■ Set exercise
Count lines with the string "agriculture" in them. State the number alone.

■ Information provided
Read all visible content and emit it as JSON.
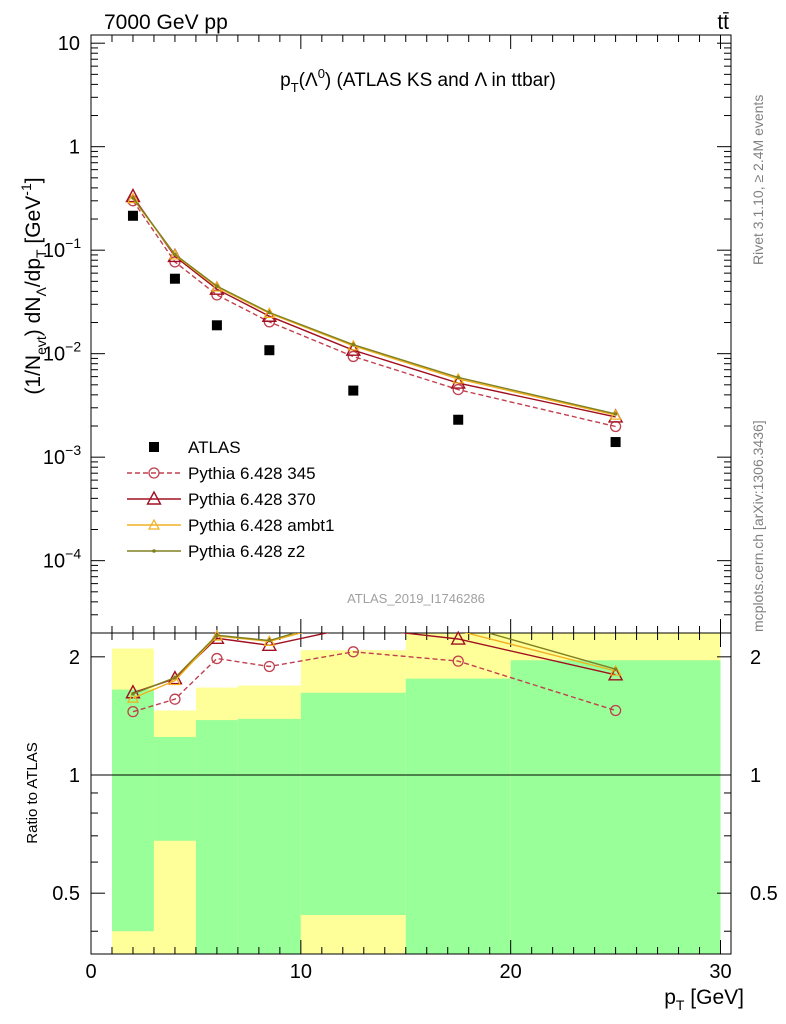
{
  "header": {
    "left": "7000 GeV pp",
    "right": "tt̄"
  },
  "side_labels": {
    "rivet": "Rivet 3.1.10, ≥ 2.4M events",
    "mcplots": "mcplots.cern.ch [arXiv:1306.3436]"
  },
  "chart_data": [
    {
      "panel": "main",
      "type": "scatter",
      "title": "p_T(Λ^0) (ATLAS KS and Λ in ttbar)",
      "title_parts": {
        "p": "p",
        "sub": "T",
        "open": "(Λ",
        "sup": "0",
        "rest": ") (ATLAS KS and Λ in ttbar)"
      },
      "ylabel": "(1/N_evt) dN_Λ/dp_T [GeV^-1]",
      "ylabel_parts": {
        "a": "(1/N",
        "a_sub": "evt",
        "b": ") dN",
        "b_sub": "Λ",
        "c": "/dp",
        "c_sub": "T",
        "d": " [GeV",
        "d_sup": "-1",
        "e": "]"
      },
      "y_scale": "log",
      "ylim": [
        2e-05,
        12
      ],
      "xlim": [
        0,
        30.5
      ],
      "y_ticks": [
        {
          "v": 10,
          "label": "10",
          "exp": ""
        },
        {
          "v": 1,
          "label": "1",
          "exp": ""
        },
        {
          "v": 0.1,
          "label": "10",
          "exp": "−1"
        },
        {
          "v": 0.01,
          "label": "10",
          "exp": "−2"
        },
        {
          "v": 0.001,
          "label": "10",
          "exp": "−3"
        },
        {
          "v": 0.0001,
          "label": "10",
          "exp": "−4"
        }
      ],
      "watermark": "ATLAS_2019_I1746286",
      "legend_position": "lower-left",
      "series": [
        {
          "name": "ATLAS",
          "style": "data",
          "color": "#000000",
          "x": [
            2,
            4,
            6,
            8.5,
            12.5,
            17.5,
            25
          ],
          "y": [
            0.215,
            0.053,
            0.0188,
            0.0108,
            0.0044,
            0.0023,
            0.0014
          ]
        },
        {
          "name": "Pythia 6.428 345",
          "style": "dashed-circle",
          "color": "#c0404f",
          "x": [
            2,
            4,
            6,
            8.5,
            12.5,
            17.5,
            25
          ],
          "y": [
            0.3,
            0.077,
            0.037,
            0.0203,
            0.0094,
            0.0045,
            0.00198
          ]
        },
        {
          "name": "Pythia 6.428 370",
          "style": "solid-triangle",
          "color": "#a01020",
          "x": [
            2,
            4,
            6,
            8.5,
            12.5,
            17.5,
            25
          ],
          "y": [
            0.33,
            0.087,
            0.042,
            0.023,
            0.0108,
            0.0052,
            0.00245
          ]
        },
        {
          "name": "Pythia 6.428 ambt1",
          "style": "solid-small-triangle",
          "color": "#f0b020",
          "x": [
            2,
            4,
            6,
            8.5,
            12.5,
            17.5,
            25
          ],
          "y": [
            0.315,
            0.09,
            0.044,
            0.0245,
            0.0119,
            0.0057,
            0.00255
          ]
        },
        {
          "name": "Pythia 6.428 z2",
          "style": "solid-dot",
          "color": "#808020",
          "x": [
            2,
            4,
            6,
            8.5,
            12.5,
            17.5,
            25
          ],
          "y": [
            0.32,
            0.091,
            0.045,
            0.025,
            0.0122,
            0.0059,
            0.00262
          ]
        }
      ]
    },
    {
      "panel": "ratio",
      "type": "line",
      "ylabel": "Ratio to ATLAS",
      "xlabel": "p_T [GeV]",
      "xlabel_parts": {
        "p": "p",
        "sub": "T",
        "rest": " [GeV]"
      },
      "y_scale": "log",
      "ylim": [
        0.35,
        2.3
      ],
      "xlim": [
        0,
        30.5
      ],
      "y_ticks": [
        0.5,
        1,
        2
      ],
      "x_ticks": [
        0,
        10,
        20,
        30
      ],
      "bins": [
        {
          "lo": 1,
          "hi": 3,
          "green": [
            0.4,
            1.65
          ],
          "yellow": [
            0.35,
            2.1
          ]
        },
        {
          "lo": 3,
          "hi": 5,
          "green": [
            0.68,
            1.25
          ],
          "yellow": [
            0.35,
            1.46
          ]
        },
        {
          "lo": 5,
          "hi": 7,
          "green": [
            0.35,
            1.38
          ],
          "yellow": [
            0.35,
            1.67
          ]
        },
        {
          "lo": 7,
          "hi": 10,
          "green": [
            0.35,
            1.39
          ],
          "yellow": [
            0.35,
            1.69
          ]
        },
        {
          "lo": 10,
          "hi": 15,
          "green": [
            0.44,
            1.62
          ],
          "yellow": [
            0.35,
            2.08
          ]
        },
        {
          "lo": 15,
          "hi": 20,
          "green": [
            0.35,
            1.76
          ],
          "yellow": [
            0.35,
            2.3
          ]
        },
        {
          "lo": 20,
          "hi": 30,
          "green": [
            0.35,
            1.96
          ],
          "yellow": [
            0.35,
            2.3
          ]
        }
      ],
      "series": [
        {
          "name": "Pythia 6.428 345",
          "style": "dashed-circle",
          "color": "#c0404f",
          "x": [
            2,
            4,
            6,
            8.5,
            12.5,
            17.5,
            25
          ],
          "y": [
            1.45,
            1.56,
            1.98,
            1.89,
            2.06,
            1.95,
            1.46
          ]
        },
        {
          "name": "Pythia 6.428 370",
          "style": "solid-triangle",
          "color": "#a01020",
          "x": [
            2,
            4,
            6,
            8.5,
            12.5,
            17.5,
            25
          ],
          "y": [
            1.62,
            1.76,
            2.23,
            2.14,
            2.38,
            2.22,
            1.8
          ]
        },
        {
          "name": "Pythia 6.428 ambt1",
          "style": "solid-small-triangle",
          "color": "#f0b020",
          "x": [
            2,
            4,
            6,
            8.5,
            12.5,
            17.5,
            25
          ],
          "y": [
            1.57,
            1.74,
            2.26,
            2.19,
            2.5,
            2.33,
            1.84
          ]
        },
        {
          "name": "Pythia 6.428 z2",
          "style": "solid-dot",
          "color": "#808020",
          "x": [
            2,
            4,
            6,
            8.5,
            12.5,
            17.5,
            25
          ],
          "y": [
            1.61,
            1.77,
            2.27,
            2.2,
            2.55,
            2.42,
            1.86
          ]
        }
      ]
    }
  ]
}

---

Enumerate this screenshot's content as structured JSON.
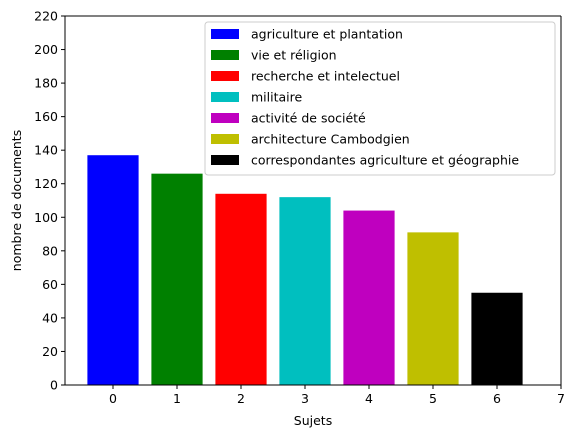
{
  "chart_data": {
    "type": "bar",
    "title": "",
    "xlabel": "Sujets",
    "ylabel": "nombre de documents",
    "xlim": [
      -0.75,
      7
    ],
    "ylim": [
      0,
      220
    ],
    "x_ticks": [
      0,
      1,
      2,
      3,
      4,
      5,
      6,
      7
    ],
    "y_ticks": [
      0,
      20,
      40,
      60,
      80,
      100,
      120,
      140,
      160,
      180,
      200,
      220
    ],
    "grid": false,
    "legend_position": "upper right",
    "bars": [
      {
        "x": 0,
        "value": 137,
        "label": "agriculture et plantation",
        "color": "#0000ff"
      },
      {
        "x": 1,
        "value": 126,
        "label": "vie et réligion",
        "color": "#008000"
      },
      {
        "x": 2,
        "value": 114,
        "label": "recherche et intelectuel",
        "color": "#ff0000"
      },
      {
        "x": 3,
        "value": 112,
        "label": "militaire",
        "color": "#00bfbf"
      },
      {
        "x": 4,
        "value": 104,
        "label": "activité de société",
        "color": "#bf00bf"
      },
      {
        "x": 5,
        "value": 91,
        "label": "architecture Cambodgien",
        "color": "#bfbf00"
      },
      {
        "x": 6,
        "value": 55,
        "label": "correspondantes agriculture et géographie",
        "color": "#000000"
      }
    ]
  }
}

■ Response to the exercise
2